Items from a figure collection
==========

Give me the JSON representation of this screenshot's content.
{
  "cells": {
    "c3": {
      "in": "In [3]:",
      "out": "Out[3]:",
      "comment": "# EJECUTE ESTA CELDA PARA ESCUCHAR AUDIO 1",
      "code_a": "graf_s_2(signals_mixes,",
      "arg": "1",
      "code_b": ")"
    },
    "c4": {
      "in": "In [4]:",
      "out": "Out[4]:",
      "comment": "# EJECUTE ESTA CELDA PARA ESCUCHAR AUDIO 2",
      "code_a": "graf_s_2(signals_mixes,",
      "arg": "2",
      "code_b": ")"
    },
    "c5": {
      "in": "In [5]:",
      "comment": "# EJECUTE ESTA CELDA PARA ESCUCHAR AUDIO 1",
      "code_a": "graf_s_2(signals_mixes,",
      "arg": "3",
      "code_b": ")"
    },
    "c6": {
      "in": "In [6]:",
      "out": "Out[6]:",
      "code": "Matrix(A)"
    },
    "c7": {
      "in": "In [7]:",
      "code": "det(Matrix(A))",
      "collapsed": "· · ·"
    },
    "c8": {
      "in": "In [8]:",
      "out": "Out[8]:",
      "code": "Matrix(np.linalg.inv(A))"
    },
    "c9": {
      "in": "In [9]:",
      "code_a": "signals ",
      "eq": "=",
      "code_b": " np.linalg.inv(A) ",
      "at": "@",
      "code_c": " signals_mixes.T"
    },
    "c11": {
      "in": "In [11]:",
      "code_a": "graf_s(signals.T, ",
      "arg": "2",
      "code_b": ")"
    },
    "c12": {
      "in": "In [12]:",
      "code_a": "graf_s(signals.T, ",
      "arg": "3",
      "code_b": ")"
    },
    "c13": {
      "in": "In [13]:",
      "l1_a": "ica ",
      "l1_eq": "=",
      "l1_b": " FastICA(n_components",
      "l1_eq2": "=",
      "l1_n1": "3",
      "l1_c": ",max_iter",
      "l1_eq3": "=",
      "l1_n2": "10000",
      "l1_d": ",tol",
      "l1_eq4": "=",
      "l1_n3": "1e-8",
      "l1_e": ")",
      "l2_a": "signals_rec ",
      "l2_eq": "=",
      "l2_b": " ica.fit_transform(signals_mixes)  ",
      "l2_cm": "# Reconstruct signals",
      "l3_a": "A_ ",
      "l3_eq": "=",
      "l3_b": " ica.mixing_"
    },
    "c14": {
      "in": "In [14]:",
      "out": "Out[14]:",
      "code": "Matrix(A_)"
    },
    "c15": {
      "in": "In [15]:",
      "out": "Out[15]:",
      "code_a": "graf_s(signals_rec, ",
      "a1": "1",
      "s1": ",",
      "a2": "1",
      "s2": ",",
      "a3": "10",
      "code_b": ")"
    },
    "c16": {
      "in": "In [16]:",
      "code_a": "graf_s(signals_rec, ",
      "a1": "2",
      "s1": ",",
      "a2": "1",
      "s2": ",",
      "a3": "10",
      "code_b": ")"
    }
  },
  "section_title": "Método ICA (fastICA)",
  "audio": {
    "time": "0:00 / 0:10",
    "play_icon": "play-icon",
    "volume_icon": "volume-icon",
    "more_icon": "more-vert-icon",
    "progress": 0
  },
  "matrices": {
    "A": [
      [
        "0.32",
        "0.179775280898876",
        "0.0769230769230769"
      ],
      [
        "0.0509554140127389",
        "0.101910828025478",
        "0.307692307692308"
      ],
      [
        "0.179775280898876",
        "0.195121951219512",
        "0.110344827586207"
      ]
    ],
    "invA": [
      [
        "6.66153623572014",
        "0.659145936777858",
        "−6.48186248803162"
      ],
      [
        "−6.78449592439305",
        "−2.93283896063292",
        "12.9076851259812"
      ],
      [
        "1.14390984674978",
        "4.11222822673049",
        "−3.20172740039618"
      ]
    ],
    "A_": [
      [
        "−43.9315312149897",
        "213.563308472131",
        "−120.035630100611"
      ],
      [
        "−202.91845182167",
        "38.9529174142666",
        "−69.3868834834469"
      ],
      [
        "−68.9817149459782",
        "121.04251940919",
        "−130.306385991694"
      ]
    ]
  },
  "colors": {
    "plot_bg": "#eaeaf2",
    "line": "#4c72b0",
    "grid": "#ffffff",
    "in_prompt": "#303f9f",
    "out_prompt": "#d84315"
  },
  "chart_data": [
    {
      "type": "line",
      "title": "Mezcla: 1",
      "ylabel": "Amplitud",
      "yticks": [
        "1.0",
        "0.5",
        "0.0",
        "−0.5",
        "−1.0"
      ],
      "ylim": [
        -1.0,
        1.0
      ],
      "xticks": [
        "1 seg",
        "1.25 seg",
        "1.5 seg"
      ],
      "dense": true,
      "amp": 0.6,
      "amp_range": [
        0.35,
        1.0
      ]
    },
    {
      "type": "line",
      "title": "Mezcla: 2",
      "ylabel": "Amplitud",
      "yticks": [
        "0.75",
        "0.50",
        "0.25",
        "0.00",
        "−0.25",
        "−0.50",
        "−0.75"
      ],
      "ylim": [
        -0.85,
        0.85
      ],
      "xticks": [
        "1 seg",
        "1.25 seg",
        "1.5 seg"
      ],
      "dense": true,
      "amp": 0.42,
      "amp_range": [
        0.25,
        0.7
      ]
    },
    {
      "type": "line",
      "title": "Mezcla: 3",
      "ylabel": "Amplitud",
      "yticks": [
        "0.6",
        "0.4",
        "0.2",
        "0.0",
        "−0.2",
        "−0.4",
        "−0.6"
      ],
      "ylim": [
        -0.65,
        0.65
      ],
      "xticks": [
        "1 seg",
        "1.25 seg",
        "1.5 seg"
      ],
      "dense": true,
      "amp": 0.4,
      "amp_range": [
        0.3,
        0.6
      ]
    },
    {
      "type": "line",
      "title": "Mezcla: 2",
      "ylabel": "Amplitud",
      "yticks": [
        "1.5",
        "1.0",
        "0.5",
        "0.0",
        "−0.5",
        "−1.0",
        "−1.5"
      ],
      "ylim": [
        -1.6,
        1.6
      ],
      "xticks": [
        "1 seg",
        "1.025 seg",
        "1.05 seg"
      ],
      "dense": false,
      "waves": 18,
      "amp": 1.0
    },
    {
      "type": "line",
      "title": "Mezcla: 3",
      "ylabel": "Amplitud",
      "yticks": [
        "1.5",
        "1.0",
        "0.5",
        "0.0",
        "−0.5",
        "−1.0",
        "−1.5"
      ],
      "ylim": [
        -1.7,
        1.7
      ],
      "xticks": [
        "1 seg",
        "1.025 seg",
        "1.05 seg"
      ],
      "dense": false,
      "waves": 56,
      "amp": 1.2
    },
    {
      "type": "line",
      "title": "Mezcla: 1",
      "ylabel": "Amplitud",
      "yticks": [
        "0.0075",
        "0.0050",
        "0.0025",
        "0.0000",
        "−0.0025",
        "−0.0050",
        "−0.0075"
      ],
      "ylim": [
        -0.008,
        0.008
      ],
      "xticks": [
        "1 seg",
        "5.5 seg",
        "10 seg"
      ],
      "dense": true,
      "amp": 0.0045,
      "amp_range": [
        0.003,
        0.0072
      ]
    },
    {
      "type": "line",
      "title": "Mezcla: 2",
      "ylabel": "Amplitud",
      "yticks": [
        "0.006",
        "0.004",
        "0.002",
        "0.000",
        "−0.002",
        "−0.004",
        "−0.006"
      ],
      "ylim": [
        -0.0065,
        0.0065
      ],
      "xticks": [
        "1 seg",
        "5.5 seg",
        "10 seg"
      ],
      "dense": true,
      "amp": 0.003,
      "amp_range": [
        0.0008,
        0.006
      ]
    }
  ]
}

==========

Exercise task:
Find the word "icon" in the data and copy out each line where it turns up.

Exercise answer:
    "play_icon": "play-icon",
    "volume_icon": "volume-icon",
    "more_icon": "more-vert-icon",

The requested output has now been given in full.